Extract provided:
However, it does not appear that Georgia applies any transparent, measurable criteria for conferring program approval. The state collects programs' annual summary licensure test pass rates (80 percent of program completers must pass their licensure exams). The 80 percent pass-rate standard, while common among many states, sets the bar quite low and is not a meaningful measure of program performance. Further, in the past three years, no programs in the state have been identified as low performing—an additional indicator that programs lack accountability.

The Governor's Office of Student Achievement (OSA) publishes an annual report card that provides individual teacher preparation program data on state certification assessments.

According to the state's winning Race to the Top application, it plans to evaluate graduates' impact on student achievement by developing a Teacher Preparation Program Effectiveness Measure (TPPEM) for alternate routes and traditional teacher preparation. TPPEM will track the rate at which induction teachers move to the career teacher level. Georgia's application also calls for an examination of candidates' ability to produce student learning before they are allowed to graduate. 

Citation

Recommendations for Georgia

Establish the minimum standard of performance for each category of data.
Programs should be held accountable for meeting these established standards of performance, with articulated consequences for failing to do so, including loss of program approval after appropriate due process. 

State response to our analysis

Georgia recognized the factual accuracy of this analysis. The state noted that additional information can be found in the state's Framework for Teaching. 

Research rationale

For discussion of teacher preparation program approval see Andrew Rotherham's chapter "Back to the Future: The History and Politics of State Teacher Licensure and Certification." in A Qualified Teacher in Every Classroom. (Harvard Education Press, 2004).

Short task 1: From the Georgia teacher preparation analysis, return the passage starting with "The Governor's Office" and going on through "allowed to graduate.".
Short task 2: In the Georgia teacher preparation analysis, what will the Teacher Preparation Program Effectiveness Measure (TPPEM) track?
Short task 3: Carry the Georgia teacher preparation analysis on from its last line.

Provided data:
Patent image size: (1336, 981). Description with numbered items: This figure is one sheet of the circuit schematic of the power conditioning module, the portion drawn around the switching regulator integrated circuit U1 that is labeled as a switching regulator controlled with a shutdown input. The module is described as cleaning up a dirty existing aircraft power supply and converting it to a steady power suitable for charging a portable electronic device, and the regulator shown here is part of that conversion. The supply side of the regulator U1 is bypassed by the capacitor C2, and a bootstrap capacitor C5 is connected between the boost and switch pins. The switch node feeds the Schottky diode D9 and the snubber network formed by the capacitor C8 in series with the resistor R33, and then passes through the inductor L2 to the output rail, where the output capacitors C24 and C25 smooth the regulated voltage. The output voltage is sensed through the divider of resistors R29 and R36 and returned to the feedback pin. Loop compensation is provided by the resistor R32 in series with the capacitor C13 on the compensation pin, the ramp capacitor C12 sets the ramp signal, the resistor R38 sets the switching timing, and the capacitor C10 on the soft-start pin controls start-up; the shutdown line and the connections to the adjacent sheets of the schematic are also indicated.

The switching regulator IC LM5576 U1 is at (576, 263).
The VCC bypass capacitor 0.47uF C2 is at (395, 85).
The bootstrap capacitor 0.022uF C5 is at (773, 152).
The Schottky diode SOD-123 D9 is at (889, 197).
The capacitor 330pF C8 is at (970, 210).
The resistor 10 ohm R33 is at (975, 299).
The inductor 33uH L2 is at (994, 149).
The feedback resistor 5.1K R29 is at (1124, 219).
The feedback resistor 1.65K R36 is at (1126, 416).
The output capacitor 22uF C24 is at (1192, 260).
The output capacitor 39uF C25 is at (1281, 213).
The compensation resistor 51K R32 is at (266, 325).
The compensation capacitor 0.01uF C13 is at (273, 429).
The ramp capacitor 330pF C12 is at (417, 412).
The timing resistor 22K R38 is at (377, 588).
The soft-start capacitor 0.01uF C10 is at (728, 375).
--
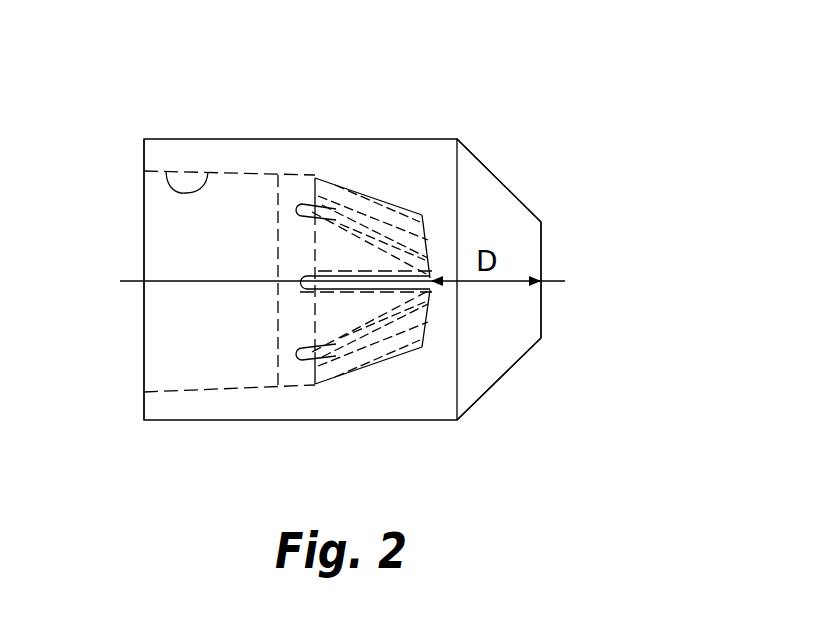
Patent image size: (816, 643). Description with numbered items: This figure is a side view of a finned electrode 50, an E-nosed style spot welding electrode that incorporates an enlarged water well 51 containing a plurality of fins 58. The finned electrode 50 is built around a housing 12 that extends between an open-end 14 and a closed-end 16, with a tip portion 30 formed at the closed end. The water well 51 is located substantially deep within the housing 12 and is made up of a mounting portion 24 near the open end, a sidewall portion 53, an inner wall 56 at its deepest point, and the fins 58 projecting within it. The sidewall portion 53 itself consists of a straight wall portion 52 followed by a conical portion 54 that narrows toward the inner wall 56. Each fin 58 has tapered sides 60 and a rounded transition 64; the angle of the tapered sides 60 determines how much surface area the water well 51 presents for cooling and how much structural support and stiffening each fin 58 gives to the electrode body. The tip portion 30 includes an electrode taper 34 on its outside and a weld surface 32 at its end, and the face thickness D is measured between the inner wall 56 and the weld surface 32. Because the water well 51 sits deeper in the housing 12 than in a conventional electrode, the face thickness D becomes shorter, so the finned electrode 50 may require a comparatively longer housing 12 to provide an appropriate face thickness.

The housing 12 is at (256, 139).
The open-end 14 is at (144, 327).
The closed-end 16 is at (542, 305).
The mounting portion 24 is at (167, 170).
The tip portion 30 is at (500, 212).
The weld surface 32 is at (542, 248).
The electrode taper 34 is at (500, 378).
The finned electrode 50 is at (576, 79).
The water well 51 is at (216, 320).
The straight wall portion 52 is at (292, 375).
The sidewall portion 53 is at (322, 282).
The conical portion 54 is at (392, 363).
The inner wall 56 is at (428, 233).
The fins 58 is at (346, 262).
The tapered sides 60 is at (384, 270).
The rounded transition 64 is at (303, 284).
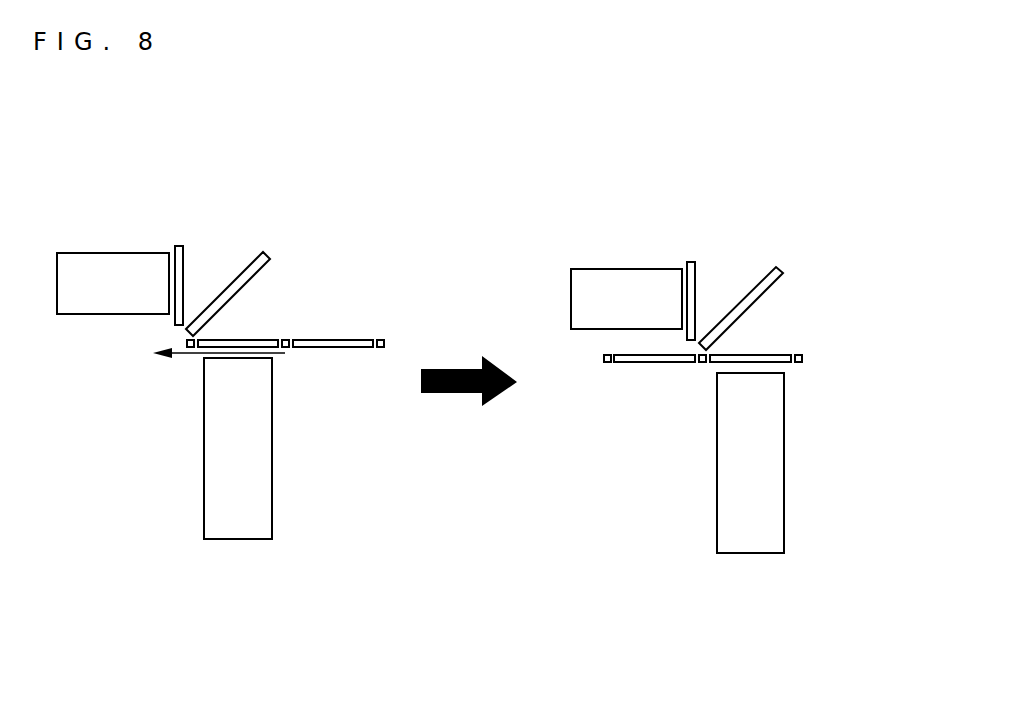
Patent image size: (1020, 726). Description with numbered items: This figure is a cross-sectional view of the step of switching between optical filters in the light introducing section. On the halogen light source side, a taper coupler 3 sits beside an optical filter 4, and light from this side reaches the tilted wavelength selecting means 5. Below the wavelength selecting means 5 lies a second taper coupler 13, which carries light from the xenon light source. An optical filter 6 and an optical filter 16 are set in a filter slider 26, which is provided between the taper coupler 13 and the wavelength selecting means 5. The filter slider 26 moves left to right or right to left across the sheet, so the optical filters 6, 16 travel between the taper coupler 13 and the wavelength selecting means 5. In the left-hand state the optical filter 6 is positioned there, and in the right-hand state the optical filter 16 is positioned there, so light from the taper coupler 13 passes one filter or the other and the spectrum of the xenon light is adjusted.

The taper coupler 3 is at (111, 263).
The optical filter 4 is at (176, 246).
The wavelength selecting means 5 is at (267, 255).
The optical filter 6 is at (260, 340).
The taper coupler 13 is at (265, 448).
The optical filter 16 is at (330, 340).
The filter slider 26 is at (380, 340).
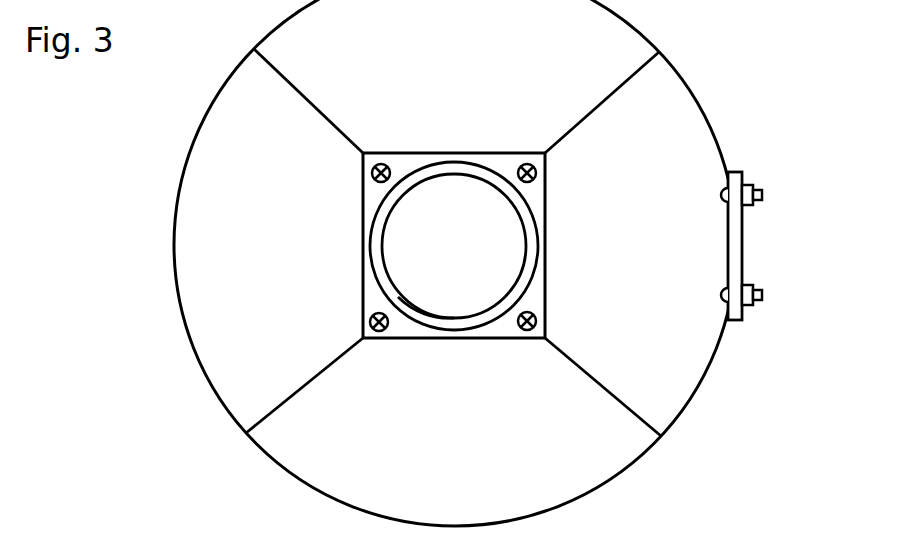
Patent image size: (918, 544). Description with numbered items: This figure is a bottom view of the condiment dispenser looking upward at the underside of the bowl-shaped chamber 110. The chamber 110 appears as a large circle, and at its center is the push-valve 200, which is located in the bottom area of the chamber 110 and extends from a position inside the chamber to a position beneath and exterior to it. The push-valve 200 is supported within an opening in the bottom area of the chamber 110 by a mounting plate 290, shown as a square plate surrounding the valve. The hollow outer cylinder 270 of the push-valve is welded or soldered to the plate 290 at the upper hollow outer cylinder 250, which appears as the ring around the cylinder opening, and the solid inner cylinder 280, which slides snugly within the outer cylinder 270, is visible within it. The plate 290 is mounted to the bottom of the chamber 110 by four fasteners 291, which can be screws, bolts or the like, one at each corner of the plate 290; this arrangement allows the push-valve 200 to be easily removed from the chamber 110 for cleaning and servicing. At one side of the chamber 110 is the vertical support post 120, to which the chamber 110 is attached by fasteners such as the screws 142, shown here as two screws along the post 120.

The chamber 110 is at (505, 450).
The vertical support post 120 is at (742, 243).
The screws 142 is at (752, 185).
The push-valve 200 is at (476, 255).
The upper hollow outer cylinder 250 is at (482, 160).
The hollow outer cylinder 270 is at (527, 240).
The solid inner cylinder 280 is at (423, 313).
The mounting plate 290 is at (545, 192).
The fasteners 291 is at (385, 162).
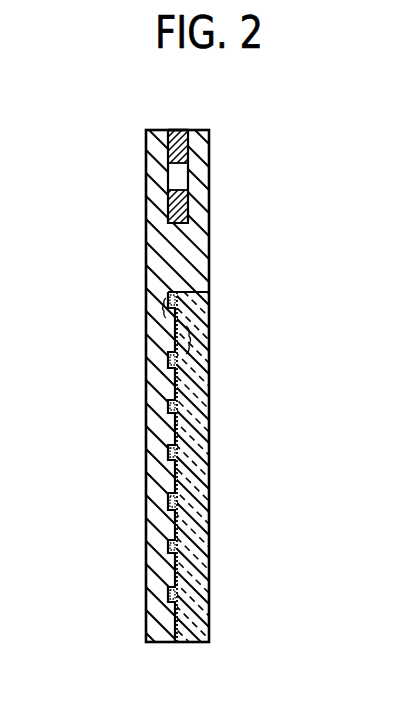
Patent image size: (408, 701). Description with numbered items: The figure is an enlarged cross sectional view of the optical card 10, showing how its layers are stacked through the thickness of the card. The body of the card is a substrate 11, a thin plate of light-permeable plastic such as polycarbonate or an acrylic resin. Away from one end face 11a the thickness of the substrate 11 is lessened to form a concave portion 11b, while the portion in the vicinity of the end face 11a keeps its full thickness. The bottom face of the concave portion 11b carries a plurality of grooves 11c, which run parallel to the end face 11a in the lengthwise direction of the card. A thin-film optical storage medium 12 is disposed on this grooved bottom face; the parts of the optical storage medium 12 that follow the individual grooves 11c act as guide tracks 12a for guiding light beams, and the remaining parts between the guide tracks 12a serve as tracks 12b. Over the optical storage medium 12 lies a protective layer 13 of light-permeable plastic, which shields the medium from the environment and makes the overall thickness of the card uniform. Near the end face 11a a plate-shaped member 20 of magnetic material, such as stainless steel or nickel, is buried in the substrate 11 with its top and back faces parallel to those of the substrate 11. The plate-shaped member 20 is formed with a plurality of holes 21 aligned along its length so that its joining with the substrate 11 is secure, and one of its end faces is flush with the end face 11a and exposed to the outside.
* * *
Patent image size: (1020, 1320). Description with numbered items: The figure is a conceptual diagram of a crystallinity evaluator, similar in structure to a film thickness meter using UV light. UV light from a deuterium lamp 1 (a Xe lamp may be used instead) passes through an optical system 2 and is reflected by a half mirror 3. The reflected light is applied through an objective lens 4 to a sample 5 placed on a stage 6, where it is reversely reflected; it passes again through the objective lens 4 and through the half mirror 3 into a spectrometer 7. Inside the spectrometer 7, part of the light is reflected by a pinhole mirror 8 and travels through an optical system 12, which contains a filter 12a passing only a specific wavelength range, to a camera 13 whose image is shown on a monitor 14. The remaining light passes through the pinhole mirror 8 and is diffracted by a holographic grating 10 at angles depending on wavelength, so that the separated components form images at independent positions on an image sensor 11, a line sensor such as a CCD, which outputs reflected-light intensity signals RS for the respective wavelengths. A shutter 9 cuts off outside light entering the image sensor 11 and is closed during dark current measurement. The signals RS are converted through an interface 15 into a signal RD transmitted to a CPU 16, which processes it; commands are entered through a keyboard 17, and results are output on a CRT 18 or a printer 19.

Response 1:
The Governor's Office of Student Achievement (OSA) publishes an annual report card that provides individual teacher preparation program data on state certification assessments.

According to the state's winning Race to the Top application, it plans to evaluate graduates' impact on student achievement by developing a Teacher Preparation Program Effectiveness Measure (TPPEM) for alternate routes and traditional teacher preparation. TPPEM will track the rate at which induction teachers move to the career teacher level. Georgia's application also calls for an examination of candidates' ability to produce student learning before they are allowed to graduate.

Response 2: It will track the rate at which induction teachers move to the career teacher level.

Response 3:
For evidence of how weak state efforts to hold teacher preparation programs accountable are, see data on programs identified as low-performing in the U.S. Department of Education, Secretary's Seventh Annual Report on Teacher Quality 2010 at:
http://www2.ed.gov/about/reports/annual/teachprep/t2r7.pdf 

For additional discussion and research of how teacher education programs can add value to their teachers, see NCTQ, Tomorrow's Teachers: Evaluation Education Schools, available at http://www.nctq.org/p/edschools.

For a discussion of the lack of evidence that national accreditation status enhances teacher preparation programs' effectiveness, see D. Ballou and M. Podgursky, "Teacher Training and Licensure: A Layman's Guide," in Better Teachers, Better Schools, ed. Marci Kanstoroom and Chester E. Finn. Jr. (Washington, D.C.: Thomas B. Fordham Foundation, 1999), 45-47. See also No Common Denominator: The Preparation of Elementary Teachers in Mathematics by America's Education Schools (NCTQ, 2008) and What Education Schools Aren't Teaching About Reading and What Elementary Teachers Aren't Learning (NCTQ, 2006).

See NCTQ, Alternative Certification Isn't Alternative (2007) regarding the dearth of accountability data states require of alternate route programs.